# [本文抜粋]

((

織田信長は城主として清州城、次に小牧山城、さらに美濃平定により岐阜城へと移った。清州城時代よく小牧山へ鷹狩に出かけていて、それに同行していた木下藤吉郎、つまりのちの豊臣秀吉の提案もあって小牧山に目を付けたとも言われている。
小牧山城は、1584年に小牧長久手の戦いで犬山方面の豊臣秀吉に対して徳川家康が本陣とした城。当時家康により急遽大きく改修されたため、 信長時代の遺構は残っていないとみられていた。それが10年ほど前、小牧市文化財課の発掘調査により、2段組み石垣が発見されて話題になった。
信長と言えば岐阜城や安土城で石垣を利用した画期的な城づくりを導入したイメージだが、3段目の石垣の発見や石の材料、さらに積み方の分析などにより、信長時代のものと推定される遺構が発掘された。さらに、大手道の岩盤を削り込み、石垣と組み合わされるという構造が判明したという。
メインの大手道は安土城大手道とよく似て、小牧山城の南麓からまっすぐにのびていたことがわかってきた。 小牧・長久手の戦いの際には、この大手道を家康が埋め立て、屈折させるように改修していたことも明らかになった。
兵を出すために深く掘ったという堀も市役所側で発見された。信長の居館があった位置もわかってきている。
標高85メートルの山のふもとから天守のある頂上までは歩いて15分ほど。模擬天守は1967年に建てられたコンクリート造り。模擬天守内は小牧山歴史館となっており、信長が小牧山に初めて城を築き、信雄・家康連合軍によって改修された 小牧山城について、パネルや映像を用いて伝えている。三英傑の気分に浸れる上段の間は、絶好のフォトスポットになっている。

))

# [記録データ]
((

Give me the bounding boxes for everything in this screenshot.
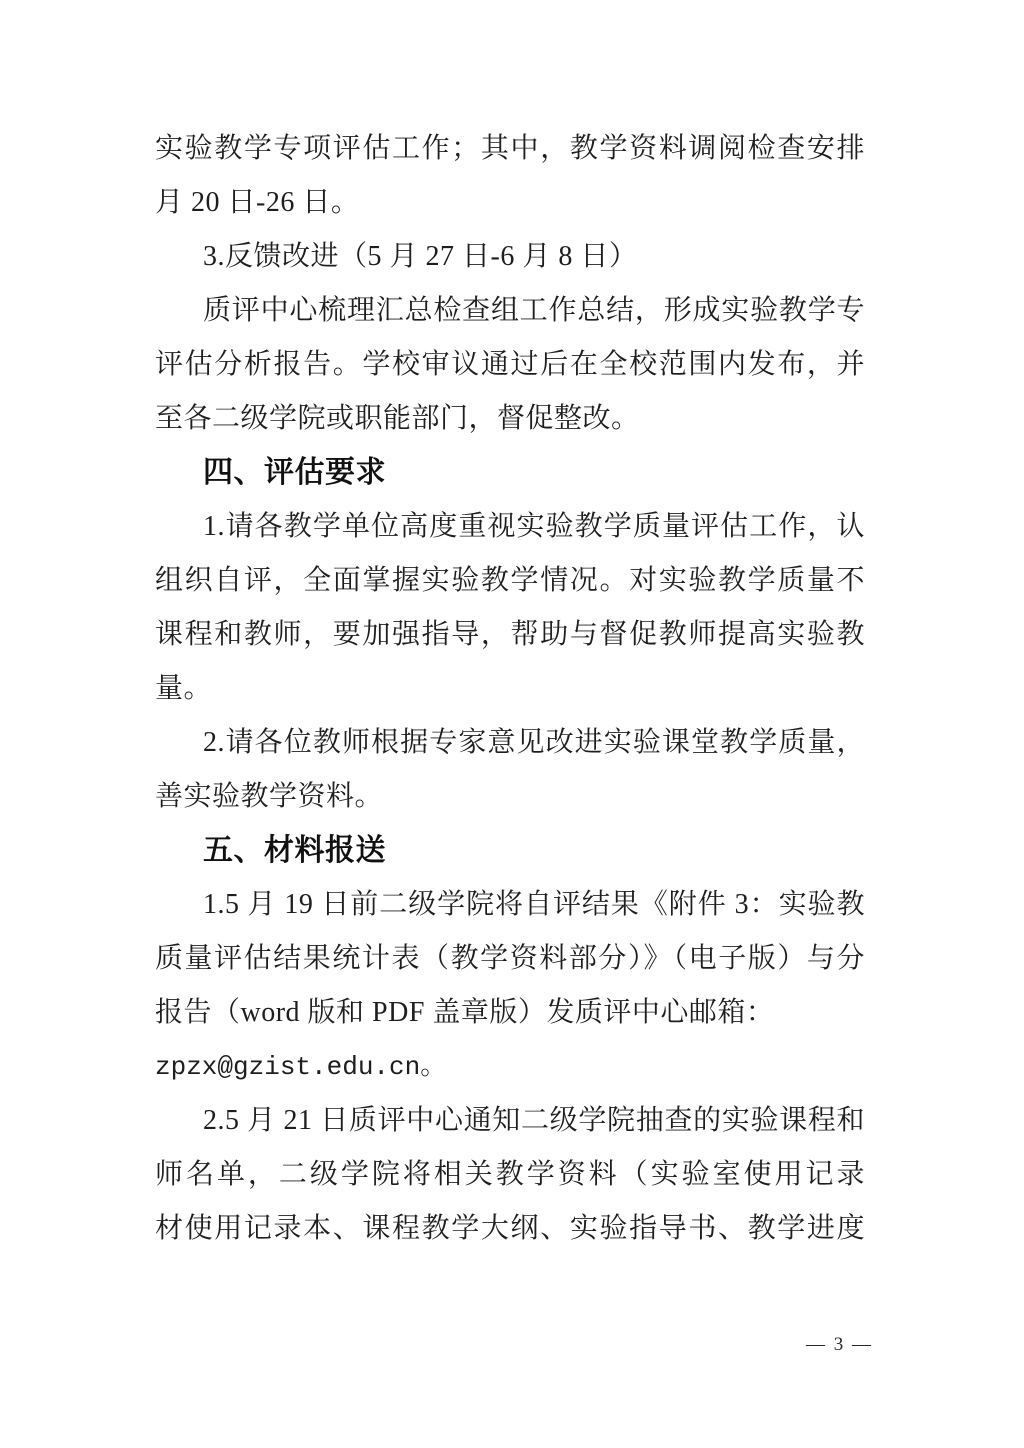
text-line: 至各二级学院或职能部门，督促整改。: [155, 392, 865, 446]
text-line: 材使用记录本、课程教学大纲、实验指导书、教学进度表、: [155, 1202, 865, 1256]
text-line: 1.请各教学单位高度重视实验教学质量评估工作，认真: [155, 500, 865, 554]
page-footer: — 3 —: [806, 1334, 873, 1356]
text-line: 质量评估结果统计表（教学资料部分）》（电子版）与分析: [155, 932, 865, 986]
text-line: 组织自评，全面掌握实验教学情况。对实验教学质量不高的: [155, 554, 865, 608]
text-line: 2.5 月 21 日质评中心通知二级学院抽查的实验课程和教: [155, 1094, 865, 1148]
section-heading: 五、材料报送: [155, 824, 865, 878]
text-line: 善实验教学资料。: [155, 770, 865, 824]
document-body: 实验教学专项评估工作；其中，教学资料调阅检查安排在 5月 20 日-26 日。3…: [155, 122, 865, 1256]
text-line: 师名单，二级学院将相关教学资料（实验室使用记录表、耗: [155, 1148, 865, 1202]
text-line: 1.5 月 19 日前二级学院将自评结果《附件 3：实验教学: [155, 878, 865, 932]
text-line: 量。: [155, 662, 865, 716]
page-number: — 3 —: [806, 1334, 873, 1355]
text-line: 2.请各位教师根据专家意见改进实验课堂教学质量，完: [155, 716, 865, 770]
text-line: 3.反馈改进（5 月 27 日-6 月 8 日）: [155, 230, 865, 284]
text-line: 月 20 日-26 日。: [155, 176, 865, 230]
text-line: 质评中心梳理汇总检查组工作总结，形成实验教学专项: [155, 284, 865, 338]
document-page: 实验教学专项评估工作；其中，教学资料调阅检查安排在 5月 20 日-26 日。3…: [0, 0, 1024, 1448]
text-line: 评估分析报告。学校审议通过后在全校范围内发布，并反馈: [155, 338, 865, 392]
text-line: 实验教学专项评估工作；其中，教学资料调阅检查安排在 5: [155, 122, 865, 176]
text-line: zpzx@gzist.edu.cn。: [155, 1040, 865, 1094]
text-line: 报告（word 版和 PDF 盖章版）发质评中心邮箱：: [155, 986, 865, 1040]
section-heading: 四、评估要求: [155, 446, 865, 500]
text-line: 课程和教师，要加强指导，帮助与督促教师提高实验教学质: [155, 608, 865, 662]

))

小牧山城についての本文抜粋を、「織田信長は城主として清州城、」から「ていたことも明らかになった。」まで、「大手道」を「登城道」に改めて書き直しなさい。

# [課題の解答]
織田信長は城主として清州城、次に小牧山城、さらに美濃平定により岐阜城へと移った。清州城時代よく小牧山へ鷹狩に出かけていて、それに同行していた木下藤吉郎、つまりのちの豊臣秀吉の提案もあって小牧山に目を付けたとも言われている。
小牧山城は、1584年に小牧長久手の戦いで犬山方面の豊臣秀吉に対して徳川家康が本陣とした城。当時家康により急遽大きく改修されたため、 信長時代の遺構は残っていないとみられていた。それが10年ほど前、小牧市文化財課の発掘調査により、2段組み石垣が発見されて話題になった。
信長と言えば岐阜城や安土城で石垣を利用した画期的な城づくりを導入したイメージだが、3段目の石垣の発見や石の材料、さらに積み方の分析などにより、信長時代のものと推定される遺構が発掘された。さらに、登城道の岩盤を削り込み、石垣と組み合わされるという構造が判明したという。
メインの登城道は安土城登城道とよく似て、小牧山城の南麓からまっすぐにのびていたことがわかってきた。 小牧・長久手の戦いの際には、この登城道を家康が埋め立て、屈折させるように改修していたことも明らかになった。